**PROBLEM STATEMENT**
Which lines below hold the word "What"? Copy all of them.

**INFORMATION PROVIDED**
::::

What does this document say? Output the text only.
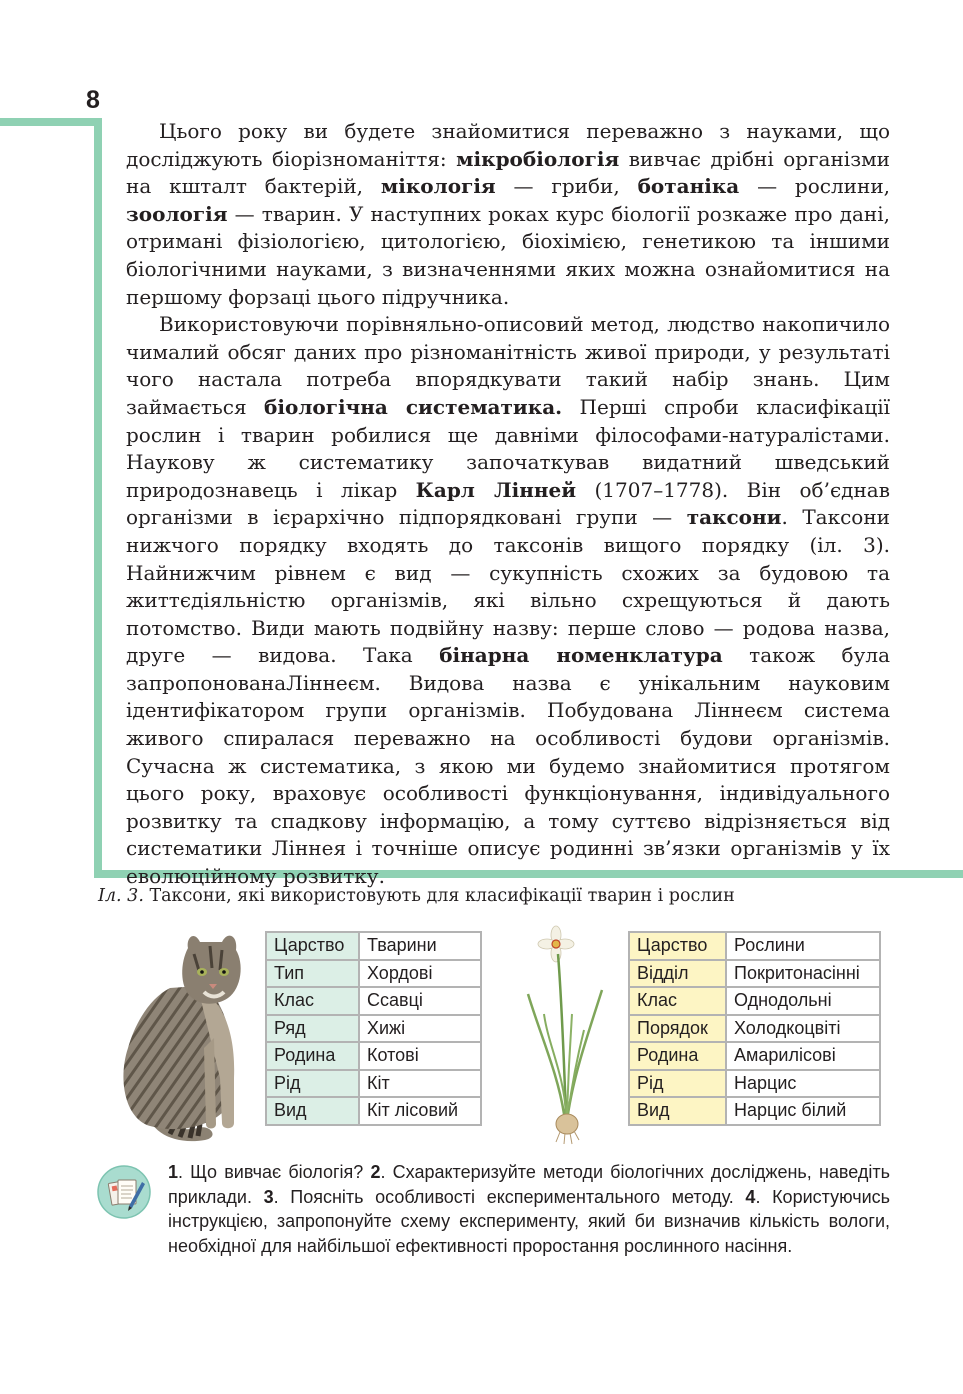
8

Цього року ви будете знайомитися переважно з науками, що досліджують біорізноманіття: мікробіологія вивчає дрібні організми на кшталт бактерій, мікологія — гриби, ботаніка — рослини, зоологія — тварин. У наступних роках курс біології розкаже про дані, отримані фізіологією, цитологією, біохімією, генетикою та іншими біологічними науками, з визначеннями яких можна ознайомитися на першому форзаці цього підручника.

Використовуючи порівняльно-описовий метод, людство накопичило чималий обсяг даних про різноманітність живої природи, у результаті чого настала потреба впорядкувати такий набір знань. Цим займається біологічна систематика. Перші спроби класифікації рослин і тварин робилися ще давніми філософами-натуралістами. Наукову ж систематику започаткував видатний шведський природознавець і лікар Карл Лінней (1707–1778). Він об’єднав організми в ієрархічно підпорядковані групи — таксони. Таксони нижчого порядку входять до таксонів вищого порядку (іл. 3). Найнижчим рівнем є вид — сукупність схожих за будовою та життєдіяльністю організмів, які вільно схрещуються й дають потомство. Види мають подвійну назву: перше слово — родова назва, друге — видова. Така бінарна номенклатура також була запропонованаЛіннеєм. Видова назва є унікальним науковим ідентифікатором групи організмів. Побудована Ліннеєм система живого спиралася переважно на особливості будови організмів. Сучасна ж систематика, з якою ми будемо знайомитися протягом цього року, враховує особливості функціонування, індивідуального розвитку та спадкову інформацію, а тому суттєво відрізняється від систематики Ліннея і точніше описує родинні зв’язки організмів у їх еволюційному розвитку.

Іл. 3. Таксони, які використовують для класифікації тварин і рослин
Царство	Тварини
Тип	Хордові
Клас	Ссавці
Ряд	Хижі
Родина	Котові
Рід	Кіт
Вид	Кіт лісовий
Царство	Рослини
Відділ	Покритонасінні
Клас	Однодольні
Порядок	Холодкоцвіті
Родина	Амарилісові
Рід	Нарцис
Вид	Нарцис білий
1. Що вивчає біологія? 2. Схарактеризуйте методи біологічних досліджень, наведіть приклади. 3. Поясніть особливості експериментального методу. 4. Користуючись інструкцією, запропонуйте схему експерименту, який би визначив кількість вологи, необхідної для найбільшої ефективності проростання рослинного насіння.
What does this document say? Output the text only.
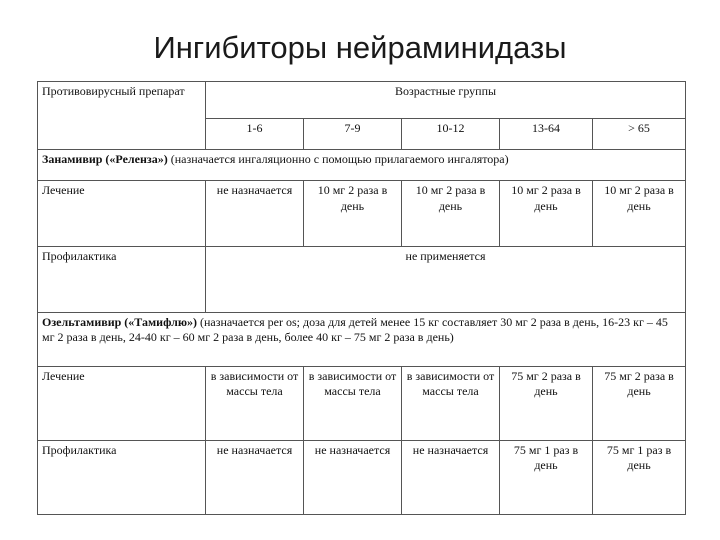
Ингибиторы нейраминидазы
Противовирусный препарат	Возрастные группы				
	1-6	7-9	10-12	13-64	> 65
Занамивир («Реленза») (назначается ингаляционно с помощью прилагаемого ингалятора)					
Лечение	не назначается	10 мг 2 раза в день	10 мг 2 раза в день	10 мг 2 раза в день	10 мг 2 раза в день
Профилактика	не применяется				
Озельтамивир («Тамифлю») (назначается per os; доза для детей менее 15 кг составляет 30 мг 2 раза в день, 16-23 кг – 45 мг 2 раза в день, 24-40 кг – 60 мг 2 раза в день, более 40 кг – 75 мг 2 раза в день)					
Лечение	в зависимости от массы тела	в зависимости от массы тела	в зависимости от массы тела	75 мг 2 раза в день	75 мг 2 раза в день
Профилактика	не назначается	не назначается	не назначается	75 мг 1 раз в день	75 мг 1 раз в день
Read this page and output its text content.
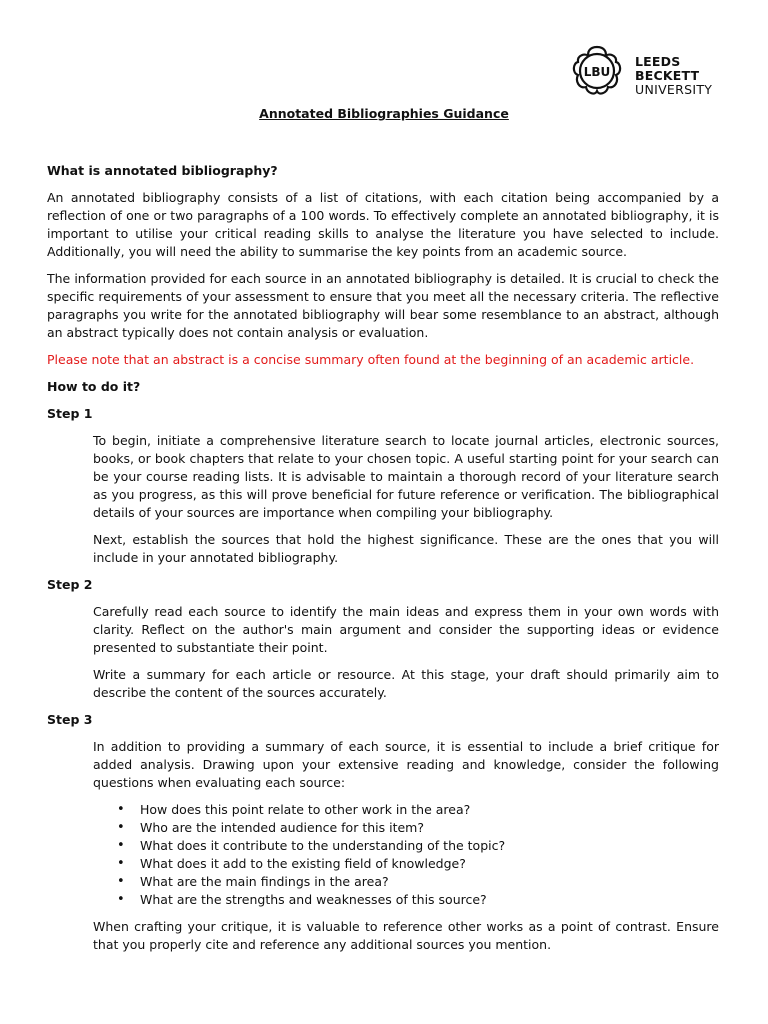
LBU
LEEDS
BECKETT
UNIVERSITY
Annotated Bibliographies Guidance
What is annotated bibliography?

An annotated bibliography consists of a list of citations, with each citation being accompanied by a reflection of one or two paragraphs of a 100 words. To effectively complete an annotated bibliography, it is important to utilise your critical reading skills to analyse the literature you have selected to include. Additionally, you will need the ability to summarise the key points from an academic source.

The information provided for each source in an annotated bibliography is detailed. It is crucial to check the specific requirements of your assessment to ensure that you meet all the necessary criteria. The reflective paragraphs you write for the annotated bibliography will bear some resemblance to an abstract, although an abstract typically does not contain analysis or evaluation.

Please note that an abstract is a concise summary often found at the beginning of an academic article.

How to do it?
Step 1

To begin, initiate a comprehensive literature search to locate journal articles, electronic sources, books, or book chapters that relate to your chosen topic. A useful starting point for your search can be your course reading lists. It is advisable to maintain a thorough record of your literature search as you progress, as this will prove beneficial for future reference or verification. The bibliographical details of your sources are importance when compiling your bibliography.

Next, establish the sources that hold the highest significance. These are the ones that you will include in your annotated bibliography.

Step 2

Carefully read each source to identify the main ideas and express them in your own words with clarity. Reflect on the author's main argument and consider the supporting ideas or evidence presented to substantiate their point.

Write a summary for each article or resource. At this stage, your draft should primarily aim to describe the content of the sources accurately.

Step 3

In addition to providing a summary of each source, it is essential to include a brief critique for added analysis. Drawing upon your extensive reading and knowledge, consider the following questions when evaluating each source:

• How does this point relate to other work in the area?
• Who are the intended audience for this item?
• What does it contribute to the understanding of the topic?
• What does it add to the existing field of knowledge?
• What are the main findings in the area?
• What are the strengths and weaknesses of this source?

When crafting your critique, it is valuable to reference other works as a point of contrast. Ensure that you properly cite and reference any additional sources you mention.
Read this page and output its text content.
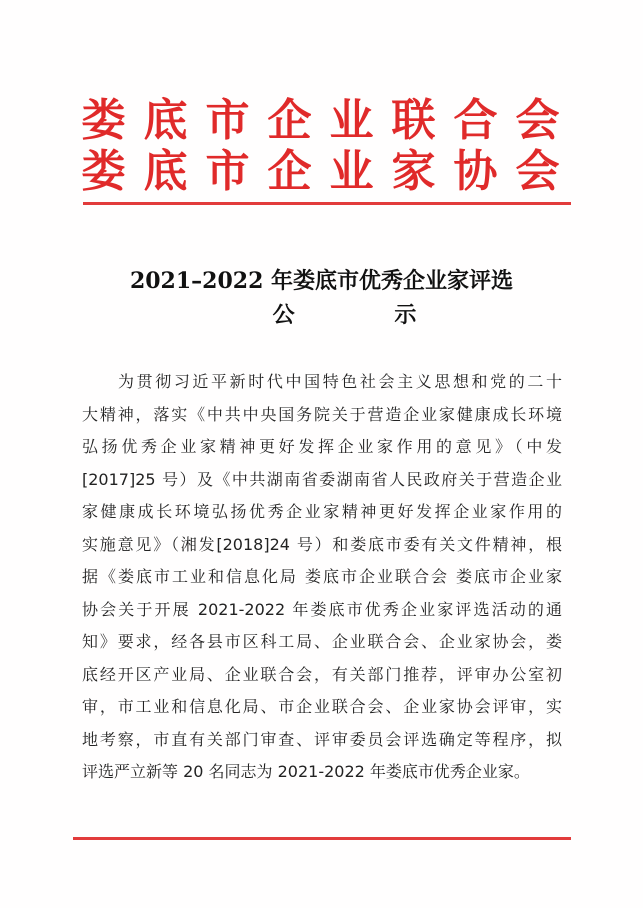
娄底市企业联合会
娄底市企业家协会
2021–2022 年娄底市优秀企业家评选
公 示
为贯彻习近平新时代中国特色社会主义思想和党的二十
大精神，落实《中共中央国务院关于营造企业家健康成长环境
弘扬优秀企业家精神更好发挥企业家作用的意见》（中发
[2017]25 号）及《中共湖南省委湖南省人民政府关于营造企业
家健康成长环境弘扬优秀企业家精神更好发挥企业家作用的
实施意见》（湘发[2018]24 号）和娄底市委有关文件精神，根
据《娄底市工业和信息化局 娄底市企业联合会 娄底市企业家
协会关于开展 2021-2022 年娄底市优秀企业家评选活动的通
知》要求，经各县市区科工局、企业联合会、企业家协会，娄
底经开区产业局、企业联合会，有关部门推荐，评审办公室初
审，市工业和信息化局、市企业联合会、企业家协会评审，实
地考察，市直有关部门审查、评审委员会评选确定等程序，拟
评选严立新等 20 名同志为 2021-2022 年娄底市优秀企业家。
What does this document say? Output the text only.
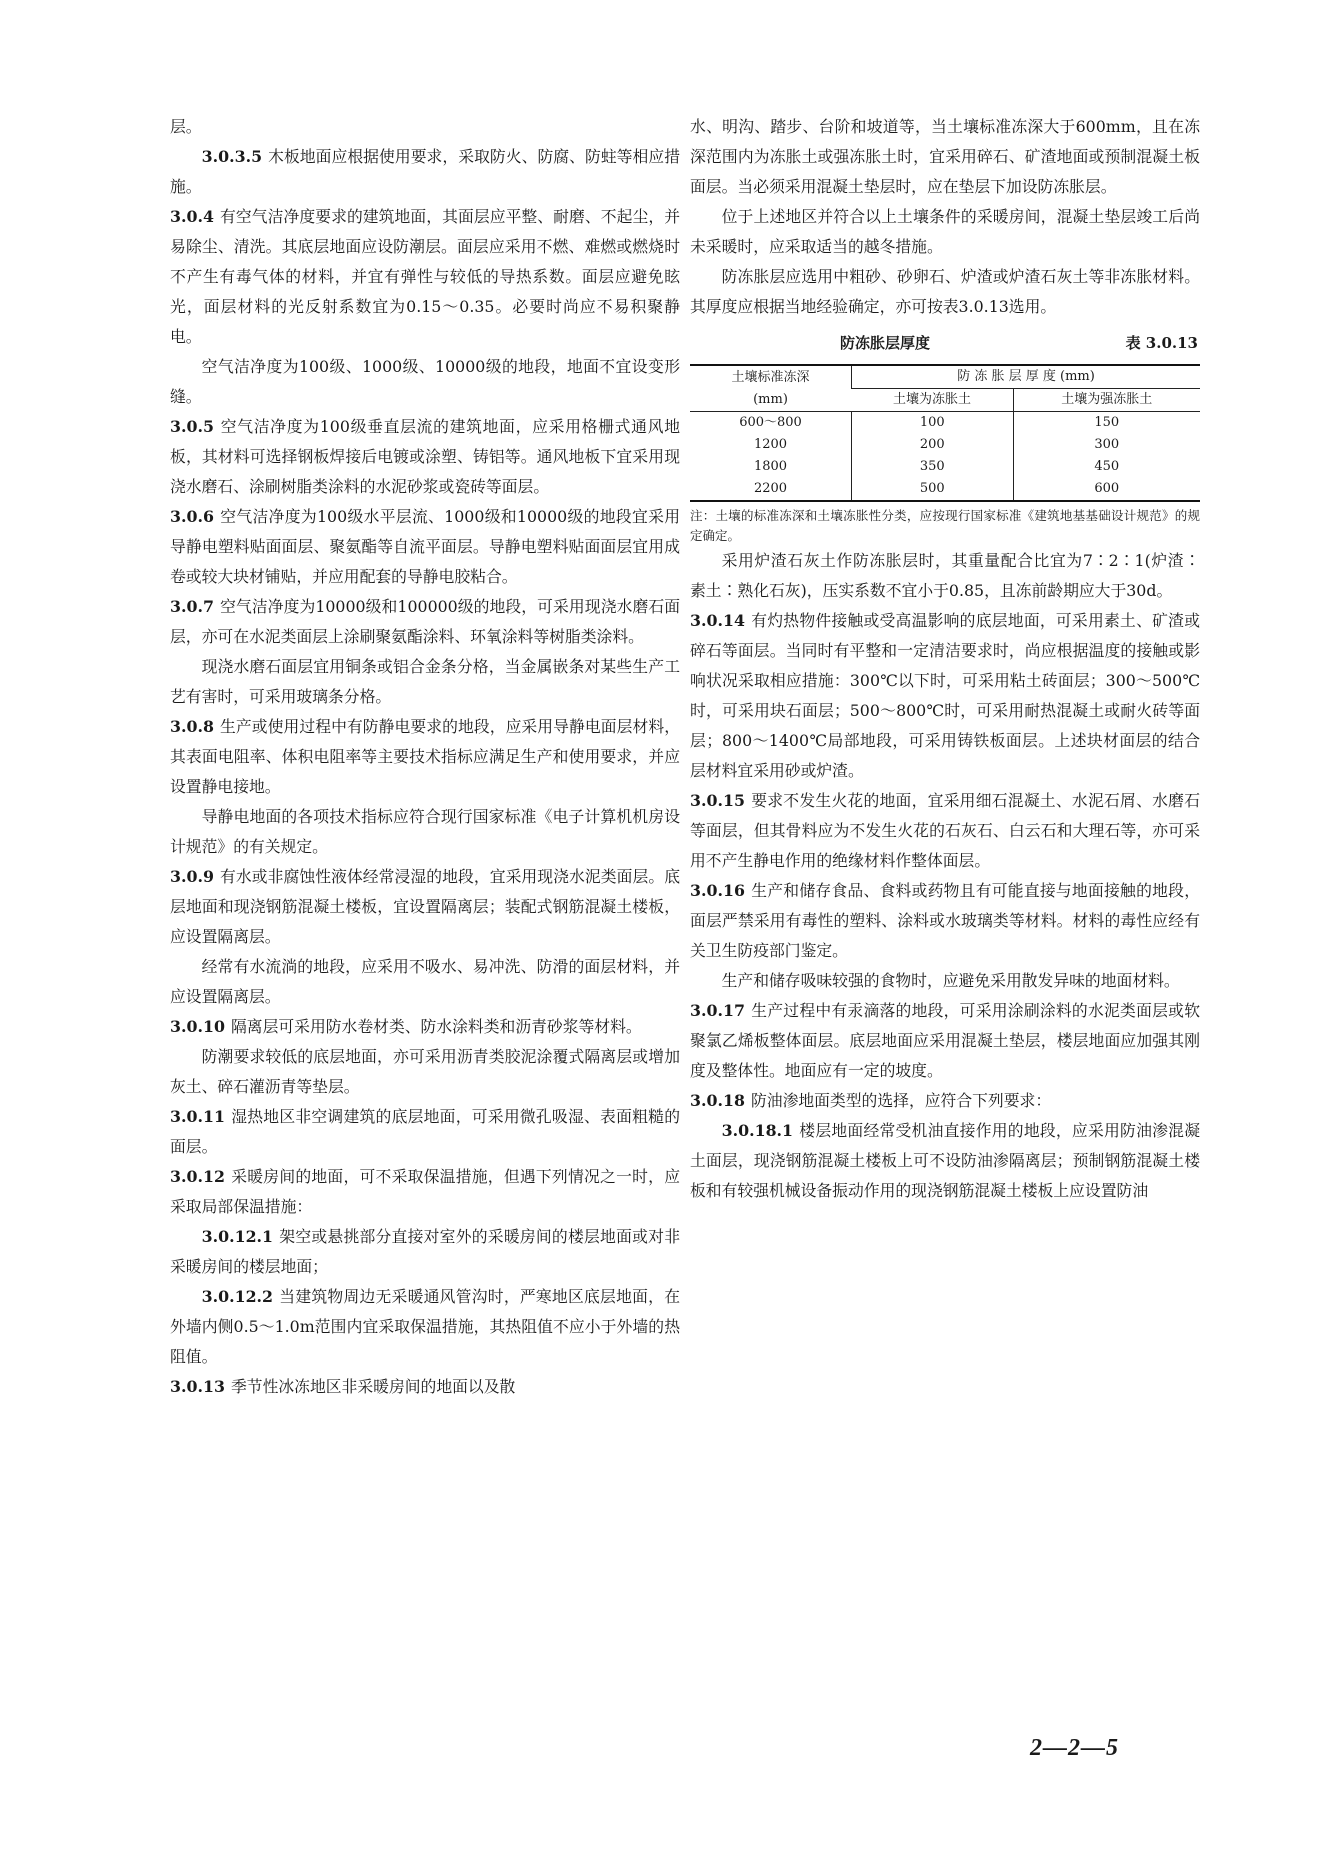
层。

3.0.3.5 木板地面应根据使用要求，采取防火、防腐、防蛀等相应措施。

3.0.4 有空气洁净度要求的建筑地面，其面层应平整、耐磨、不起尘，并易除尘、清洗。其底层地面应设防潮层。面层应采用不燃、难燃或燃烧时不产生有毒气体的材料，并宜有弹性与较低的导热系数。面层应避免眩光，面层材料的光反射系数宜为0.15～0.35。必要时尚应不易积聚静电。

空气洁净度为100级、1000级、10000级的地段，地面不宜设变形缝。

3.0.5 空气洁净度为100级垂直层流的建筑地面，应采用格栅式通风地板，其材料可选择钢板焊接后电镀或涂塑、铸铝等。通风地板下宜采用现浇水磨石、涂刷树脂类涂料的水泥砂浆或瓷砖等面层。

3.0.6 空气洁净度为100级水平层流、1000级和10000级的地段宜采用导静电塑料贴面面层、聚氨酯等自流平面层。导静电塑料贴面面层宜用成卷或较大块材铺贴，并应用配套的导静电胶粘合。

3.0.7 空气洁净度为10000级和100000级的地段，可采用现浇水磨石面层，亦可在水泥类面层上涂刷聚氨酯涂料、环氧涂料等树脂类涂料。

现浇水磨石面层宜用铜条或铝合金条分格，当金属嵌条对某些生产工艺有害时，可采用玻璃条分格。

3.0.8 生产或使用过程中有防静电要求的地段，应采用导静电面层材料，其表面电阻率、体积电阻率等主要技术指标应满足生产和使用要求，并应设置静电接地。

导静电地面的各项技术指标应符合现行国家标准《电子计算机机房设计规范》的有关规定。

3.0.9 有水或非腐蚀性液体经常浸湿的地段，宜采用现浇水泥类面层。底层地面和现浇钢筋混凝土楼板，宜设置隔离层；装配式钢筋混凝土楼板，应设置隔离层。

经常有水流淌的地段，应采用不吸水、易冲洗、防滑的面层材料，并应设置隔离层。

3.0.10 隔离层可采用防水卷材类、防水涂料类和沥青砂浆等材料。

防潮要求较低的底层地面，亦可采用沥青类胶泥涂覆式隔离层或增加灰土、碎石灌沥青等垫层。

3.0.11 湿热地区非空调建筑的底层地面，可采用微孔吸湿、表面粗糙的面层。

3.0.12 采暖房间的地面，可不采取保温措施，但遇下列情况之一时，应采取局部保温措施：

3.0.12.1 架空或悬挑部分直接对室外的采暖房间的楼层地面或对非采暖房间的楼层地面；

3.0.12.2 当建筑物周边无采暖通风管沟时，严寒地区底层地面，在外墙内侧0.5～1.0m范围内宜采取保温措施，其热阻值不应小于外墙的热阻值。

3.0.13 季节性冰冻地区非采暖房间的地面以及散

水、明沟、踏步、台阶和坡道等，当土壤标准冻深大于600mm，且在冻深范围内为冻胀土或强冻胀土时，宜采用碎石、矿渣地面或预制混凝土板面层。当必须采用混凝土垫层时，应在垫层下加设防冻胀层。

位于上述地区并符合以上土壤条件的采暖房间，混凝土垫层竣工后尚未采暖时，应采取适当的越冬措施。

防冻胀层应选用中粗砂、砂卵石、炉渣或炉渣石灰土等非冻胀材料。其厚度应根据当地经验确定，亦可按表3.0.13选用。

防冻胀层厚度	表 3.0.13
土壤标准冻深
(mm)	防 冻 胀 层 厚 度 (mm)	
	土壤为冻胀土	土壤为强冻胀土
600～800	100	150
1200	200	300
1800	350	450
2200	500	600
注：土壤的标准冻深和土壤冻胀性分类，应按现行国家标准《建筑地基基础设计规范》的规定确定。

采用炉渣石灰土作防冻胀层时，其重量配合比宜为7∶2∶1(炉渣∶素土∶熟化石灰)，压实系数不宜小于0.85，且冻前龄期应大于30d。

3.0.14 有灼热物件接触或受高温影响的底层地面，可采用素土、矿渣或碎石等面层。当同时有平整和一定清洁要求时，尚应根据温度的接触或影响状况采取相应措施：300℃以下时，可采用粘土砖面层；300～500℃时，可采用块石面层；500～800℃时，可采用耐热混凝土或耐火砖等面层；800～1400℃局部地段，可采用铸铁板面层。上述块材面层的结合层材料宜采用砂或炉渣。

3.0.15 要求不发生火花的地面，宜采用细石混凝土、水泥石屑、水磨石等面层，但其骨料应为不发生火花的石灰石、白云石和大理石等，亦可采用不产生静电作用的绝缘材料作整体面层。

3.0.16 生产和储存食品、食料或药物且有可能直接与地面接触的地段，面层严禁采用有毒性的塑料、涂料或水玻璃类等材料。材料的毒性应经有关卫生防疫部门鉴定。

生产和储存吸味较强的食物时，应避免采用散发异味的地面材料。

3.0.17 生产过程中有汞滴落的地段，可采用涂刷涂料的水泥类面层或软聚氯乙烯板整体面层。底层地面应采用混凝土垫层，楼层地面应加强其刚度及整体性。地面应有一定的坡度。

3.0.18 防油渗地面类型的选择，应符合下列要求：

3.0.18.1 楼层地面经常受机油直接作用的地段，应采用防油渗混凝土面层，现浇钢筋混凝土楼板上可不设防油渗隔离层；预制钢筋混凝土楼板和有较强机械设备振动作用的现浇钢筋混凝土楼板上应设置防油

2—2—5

::::

**SOLUTION BELOW**
What does this document say? Output the text only.
What does this document say? Output the text only.
What is annotated bibliography?
• What does it contribute to the understanding of the topic?
• What does it add to the existing field of knowledge?
• What are the main findings in the area?
• What are the strengths and weaknesses of this source?
What does this document say? Output the text only.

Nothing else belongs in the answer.